### PROBLEM DESCRIPTION
Transcribe the whole listing below without changing a word, but leave out every image.

>>>>>

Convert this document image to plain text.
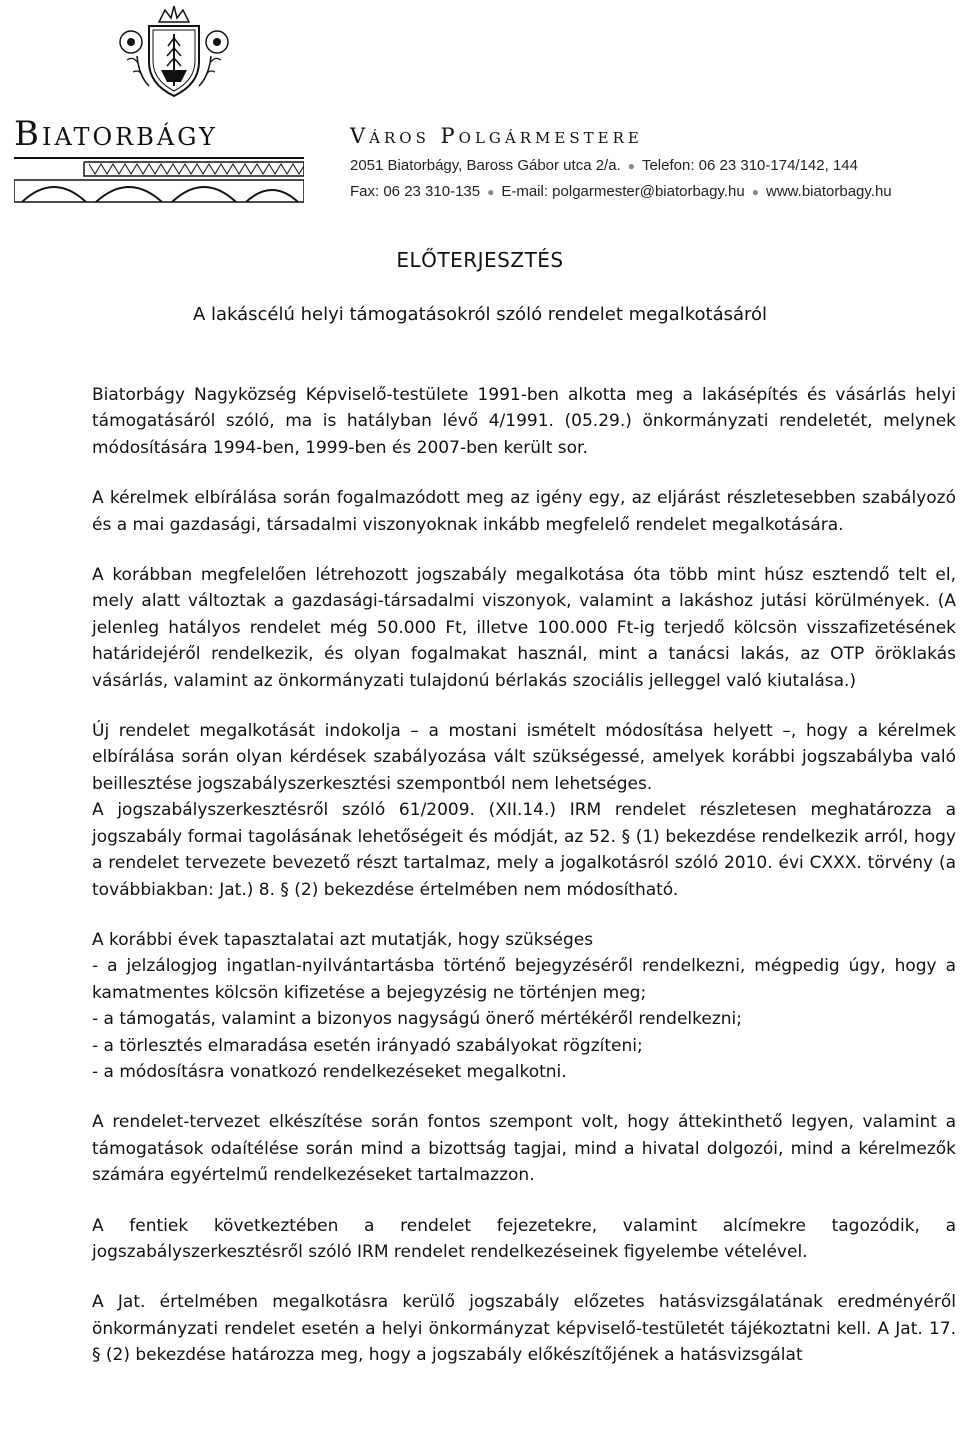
Biatorbágy	Város Polgármestere
2051 Biatorbágy, Baross Gábor utca 2/a. ● Telefon: 06 23 310-174/142, 144
Fax: 06 23 310-135 ● E-mail: polgarmester@biatorbagy.hu ● www.biatorbagy.hu
ELŐTERJESZTÉS
A lakáscélú helyi támogatásokról szóló rendelet megalkotásáról

Biatorbágy Nagyközség Képviselő-testülete 1991-ben alkotta meg a lakásépítés és vásárlás helyi támogatásáról szóló, ma is hatályban lévő 4/1991. (05.29.) önkormányzati rendeletét, melynek módosítására 1994-ben, 1999-ben és 2007-ben került sor.

A kérelmek elbírálása során fogalmazódott meg az igény egy, az eljárást részletesebben szabályozó és a mai gazdasági, társadalmi viszonyoknak inkább megfelelő rendelet megalkotására.

A korábban megfelelően létrehozott jogszabály megalkotása óta több mint húsz esztendő telt el, mely alatt változtak a gazdasági-társadalmi viszonyok, valamint a lakáshoz jutási körülmények. (A jelenleg hatályos rendelet még 50.000 Ft, illetve 100.000 Ft-ig terjedő kölcsön visszafizetésének határidejéről rendelkezik, és olyan fogalmakat használ, mint a tanácsi lakás, az OTP öröklakás vásárlás, valamint az önkormányzati tulajdonú bérlakás szociális jelleggel való kiutalása.)

Új rendelet megalkotását indokolja – a mostani ismételt módosítása helyett –, hogy a kérelmek elbírálása során olyan kérdések szabályozása vált szükségessé, amelyek korábbi jogszabályba való beillesztése jogszabályszerkesztési szempontból nem lehetséges.

A jogszabályszerkesztésről szóló 61/2009. (XII.14.) IRM rendelet részletesen meghatározza a jogszabály formai tagolásának lehetőségeit és módját, az 52. § (1) bekezdése rendelkezik arról, hogy a rendelet tervezete bevezető részt tartalmaz, mely a jogalkotásról szóló 2010. évi CXXX. törvény (a továbbiakban: Jat.) 8. § (2) bekezdése értelmében nem módosítható.

A korábbi évek tapasztalatai azt mutatják, hogy szükséges
- a jelzálogjog ingatlan-nyilvántartásba történő bejegyzéséről rendelkezni, mégpedig úgy, hogy a kamatmentes kölcsön kifizetése a bejegyzésig ne történjen meg;
- a támogatás, valamint a bizonyos nagyságú önerő mértékéről rendelkezni;
- a törlesztés elmaradása esetén irányadó szabályokat rögzíteni;
- a módosításra vonatkozó rendelkezéseket megalkotni.

A rendelet-tervezet elkészítése során fontos szempont volt, hogy áttekinthető legyen, valamint a támogatások odaítélése során mind a bizottság tagjai, mind a hivatal dolgozói, mind a kérelmezők számára egyértelmű rendelkezéseket tartalmazzon.

A fentiek következtében a rendelet fejezetekre, valamint alcímekre tagozódik, a jogszabályszerkesztésről szóló IRM rendelet rendelkezéseinek figyelembe vételével.

A Jat. értelmében megalkotásra kerülő jogszabály előzetes hatásvizsgálatának eredményéről önkormányzati rendelet esetén a helyi önkormányzat képviselő-testületét tájékoztatni kell. A Jat. 17. § (2) bekezdése határozza meg, hogy a jogszabály előkészítőjének a hatásvizsgálat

<<<<<

### RESULT
Convert this document image to plain text.
Biatorbágy	Város Polgármestere
2051 Biatorbágy, Baross Gábor utca 2/a. ● Telefon: 06 23 310-174/142, 144
Fax: 06 23 310-135 ● E-mail: polgarmester@biatorbagy.hu ● www.biatorbagy.hu
ELŐTERJESZTÉS
A lakáscélú helyi támogatásokról szóló rendelet megalkotásáról

Biatorbágy Nagyközség Képviselő-testülete 1991-ben alkotta meg a lakásépítés és vásárlás helyi támogatásáról szóló, ma is hatályban lévő 4/1991. (05.29.) önkormányzati rendeletét, melynek módosítására 1994-ben, 1999-ben és 2007-ben került sor.

A kérelmek elbírálása során fogalmazódott meg az igény egy, az eljárást részletesebben szabályozó és a mai gazdasági, társadalmi viszonyoknak inkább megfelelő rendelet megalkotására.

A korábban megfelelően létrehozott jogszabály megalkotása óta több mint húsz esztendő telt el, mely alatt változtak a gazdasági-társadalmi viszonyok, valamint a lakáshoz jutási körülmények. (A jelenleg hatályos rendelet még 50.000 Ft, illetve 100.000 Ft-ig terjedő kölcsön visszafizetésének határidejéről rendelkezik, és olyan fogalmakat használ, mint a tanácsi lakás, az OTP öröklakás vásárlás, valamint az önkormányzati tulajdonú bérlakás szociális jelleggel való kiutalása.)

Új rendelet megalkotását indokolja – a mostani ismételt módosítása helyett –, hogy a kérelmek elbírálása során olyan kérdések szabályozása vált szükségessé, amelyek korábbi jogszabályba való beillesztése jogszabályszerkesztési szempontból nem lehetséges.

A jogszabályszerkesztésről szóló 61/2009. (XII.14.) IRM rendelet részletesen meghatározza a jogszabály formai tagolásának lehetőségeit és módját, az 52. § (1) bekezdése rendelkezik arról, hogy a rendelet tervezete bevezető részt tartalmaz, mely a jogalkotásról szóló 2010. évi CXXX. törvény (a továbbiakban: Jat.) 8. § (2) bekezdése értelmében nem módosítható.

A korábbi évek tapasztalatai azt mutatják, hogy szükséges
- a jelzálogjog ingatlan-nyilvántartásba történő bejegyzéséről rendelkezni, mégpedig úgy, hogy a kamatmentes kölcsön kifizetése a bejegyzésig ne történjen meg;
- a támogatás, valamint a bizonyos nagyságú önerő mértékéről rendelkezni;
- a törlesztés elmaradása esetén irányadó szabályokat rögzíteni;
- a módosításra vonatkozó rendelkezéseket megalkotni.

A rendelet-tervezet elkészítése során fontos szempont volt, hogy áttekinthető legyen, valamint a támogatások odaítélése során mind a bizottság tagjai, mind a hivatal dolgozói, mind a kérelmezők számára egyértelmű rendelkezéseket tartalmazzon.

A fentiek következtében a rendelet fejezetekre, valamint alcímekre tagozódik, a jogszabályszerkesztésről szóló IRM rendelet rendelkezéseinek figyelembe vételével.

A Jat. értelmében megalkotásra kerülő jogszabály előzetes hatásvizsgálatának eredményéről önkormányzati rendelet esetén a helyi önkormányzat képviselő-testületét tájékoztatni kell. A Jat. 17. § (2) bekezdése határozza meg, hogy a jogszabály előkészítőjének a hatásvizsgálat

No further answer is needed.